DOCUMENT:

⟨

Legendary King of Sweden
- Predecessor: Fjölnir
- Successor: Vanlandi
- Spouse: Vana
- Issue: Vanlandi
- Dynasty: House of Yngling
- Father: Fjölnir

= Sveigðir =

Legendary King of Sweden

Sveigðir, Sveigder or Swegde (Old Norse "Waving One") was a Swedish king of the House of Yngling in Norse mythology. He was the son of Fjölner, whom he succeeded as king, and he married Vana of Vanaheimr, probably one of the Vanir. Lured by a dwarf, Sveigðir disappeared into a stone and never came back. He was succeeded by his son Vanlandi.

⟩

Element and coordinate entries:
⟨

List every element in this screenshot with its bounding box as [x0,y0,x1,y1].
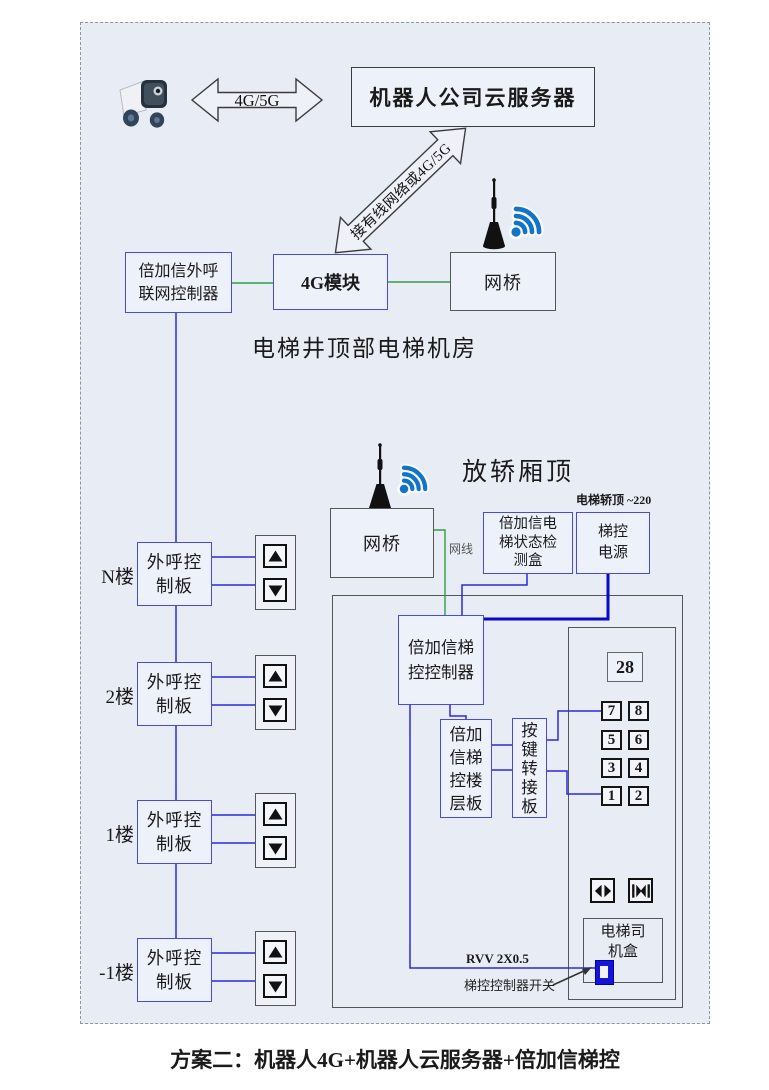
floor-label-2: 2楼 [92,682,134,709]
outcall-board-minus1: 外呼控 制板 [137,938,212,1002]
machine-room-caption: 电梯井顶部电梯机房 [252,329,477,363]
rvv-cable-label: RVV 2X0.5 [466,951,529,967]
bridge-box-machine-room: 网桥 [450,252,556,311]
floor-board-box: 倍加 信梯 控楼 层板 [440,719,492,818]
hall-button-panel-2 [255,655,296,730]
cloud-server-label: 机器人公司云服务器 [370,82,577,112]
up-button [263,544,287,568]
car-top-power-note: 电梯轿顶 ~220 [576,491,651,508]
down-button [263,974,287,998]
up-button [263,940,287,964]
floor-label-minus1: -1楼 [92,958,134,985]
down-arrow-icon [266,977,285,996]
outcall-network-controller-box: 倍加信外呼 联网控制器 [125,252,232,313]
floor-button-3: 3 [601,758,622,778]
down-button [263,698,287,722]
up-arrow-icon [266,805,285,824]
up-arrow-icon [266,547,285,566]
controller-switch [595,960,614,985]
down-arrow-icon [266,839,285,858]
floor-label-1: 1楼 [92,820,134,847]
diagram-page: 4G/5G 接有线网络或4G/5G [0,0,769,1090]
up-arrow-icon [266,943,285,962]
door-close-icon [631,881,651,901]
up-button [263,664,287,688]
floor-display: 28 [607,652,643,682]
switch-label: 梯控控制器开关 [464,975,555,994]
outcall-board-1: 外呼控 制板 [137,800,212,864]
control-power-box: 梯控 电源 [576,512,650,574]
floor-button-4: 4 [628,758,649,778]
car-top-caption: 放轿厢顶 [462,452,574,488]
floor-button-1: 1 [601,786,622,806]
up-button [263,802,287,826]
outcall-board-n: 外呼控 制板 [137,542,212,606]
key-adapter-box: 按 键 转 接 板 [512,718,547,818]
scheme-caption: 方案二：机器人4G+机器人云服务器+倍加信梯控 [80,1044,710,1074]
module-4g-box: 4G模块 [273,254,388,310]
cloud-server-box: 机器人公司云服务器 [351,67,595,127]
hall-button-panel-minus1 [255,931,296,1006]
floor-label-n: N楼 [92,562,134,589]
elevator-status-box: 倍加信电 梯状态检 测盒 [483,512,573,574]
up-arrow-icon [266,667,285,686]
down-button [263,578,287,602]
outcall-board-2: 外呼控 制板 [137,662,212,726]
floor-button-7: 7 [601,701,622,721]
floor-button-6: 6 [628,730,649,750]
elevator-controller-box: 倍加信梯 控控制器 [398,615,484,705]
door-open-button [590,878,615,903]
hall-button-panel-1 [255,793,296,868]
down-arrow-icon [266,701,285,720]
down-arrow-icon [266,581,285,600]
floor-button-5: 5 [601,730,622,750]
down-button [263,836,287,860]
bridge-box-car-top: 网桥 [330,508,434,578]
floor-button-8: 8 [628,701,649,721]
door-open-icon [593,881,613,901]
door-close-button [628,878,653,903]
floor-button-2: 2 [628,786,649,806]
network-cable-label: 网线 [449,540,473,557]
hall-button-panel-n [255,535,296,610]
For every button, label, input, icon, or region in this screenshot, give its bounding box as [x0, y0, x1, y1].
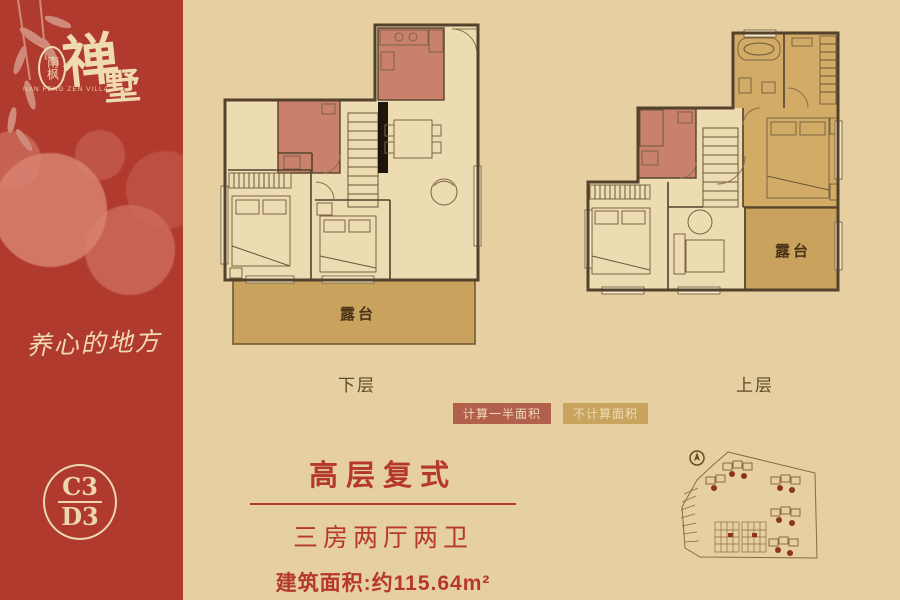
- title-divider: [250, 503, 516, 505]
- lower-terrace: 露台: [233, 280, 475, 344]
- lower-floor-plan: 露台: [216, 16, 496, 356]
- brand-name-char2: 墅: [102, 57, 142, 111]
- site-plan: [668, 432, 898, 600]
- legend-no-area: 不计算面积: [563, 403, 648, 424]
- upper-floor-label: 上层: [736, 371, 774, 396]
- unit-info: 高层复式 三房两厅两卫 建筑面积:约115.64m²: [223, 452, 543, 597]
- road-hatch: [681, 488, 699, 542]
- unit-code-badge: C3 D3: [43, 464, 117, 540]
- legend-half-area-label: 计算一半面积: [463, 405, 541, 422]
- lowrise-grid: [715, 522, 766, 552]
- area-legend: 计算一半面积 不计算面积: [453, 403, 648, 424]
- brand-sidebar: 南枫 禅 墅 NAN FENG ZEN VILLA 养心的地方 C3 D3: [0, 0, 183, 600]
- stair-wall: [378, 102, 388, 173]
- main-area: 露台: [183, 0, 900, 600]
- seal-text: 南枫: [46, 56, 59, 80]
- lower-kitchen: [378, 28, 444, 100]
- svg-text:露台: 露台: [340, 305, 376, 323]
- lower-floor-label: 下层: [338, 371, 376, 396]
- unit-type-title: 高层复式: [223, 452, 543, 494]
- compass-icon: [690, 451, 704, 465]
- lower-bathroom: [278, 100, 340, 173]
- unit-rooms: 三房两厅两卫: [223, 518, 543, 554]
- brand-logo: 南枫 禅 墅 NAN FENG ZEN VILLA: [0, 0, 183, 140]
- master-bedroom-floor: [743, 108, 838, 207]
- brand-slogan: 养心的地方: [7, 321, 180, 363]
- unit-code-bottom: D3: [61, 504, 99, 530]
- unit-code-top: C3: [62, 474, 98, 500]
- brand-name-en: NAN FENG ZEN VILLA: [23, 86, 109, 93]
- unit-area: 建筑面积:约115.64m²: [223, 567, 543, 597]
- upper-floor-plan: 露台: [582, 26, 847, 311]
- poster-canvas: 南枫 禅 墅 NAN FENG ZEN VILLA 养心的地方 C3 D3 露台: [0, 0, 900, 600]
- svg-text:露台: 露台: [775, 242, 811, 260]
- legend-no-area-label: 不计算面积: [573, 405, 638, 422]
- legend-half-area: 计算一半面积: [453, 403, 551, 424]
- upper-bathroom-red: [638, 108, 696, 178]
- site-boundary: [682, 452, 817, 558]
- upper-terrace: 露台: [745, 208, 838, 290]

⟩

TASK BRIEF: Reproduce word for word the part of the Sveigðir text starting with "Sveigðir, Sveigder or" and going on through "his son Vanlandi.".

REPLY:
Sveigðir, Sveigder or Swegde (Old Norse "Waving One") was a Swedish king of the House of Yngling in Norse mythology. He was the son of Fjölner, whom he succeeded as king, and he married Vana of Vanaheimr, probably one of the Vanir. Lured by a dwarf, Sveigðir disappeared into a stone and never came back. He was succeeded by his son Vanlandi.